Challenge
Reproduce the lines of the material verbatim, starting at the line that contains "y-tick-label: 5 (35, 290, 42, 303)" and ending at the line that contains "x-tick-label: 12月 (380, 354, 405, 367)", with both of those lines included.

Provided records
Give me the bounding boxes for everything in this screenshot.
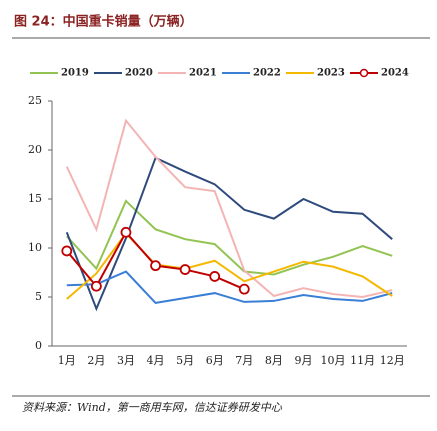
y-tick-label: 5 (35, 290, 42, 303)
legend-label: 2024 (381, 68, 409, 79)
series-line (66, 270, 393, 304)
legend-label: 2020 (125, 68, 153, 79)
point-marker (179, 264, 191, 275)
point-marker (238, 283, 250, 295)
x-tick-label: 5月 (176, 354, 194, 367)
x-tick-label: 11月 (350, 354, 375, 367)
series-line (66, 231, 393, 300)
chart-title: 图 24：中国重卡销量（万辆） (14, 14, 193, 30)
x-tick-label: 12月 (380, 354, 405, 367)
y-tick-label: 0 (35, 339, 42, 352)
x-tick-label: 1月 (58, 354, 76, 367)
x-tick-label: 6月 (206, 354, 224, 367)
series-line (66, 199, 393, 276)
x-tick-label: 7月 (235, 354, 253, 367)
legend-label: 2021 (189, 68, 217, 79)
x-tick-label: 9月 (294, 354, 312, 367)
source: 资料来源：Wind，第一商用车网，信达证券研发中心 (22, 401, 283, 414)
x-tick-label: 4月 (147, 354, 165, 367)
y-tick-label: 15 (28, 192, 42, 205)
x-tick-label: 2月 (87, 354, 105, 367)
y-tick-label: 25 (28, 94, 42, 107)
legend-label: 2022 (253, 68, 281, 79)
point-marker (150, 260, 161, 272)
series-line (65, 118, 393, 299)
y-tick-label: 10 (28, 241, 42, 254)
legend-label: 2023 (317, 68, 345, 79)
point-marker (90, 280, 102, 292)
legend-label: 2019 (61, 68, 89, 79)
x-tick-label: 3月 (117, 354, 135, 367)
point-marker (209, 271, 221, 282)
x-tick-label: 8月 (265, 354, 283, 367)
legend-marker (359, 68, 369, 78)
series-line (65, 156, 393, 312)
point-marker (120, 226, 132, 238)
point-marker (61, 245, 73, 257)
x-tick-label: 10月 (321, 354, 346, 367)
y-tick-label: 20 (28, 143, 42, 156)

Written response
y-tick-label: 5 (35, 290, 42, 303)
legend-label: 2024 (381, 68, 409, 79)
series-line (66, 270, 393, 304)
legend-label: 2020 (125, 68, 153, 79)
point-marker (179, 264, 191, 275)
point-marker (238, 283, 250, 295)
x-tick-label: 5月 (176, 354, 194, 367)
x-tick-label: 11月 (350, 354, 375, 367)
series-line (66, 231, 393, 300)
chart-title: 图 24：中国重卡销量（万辆） (14, 14, 193, 30)
x-tick-label: 12月 (380, 354, 405, 367)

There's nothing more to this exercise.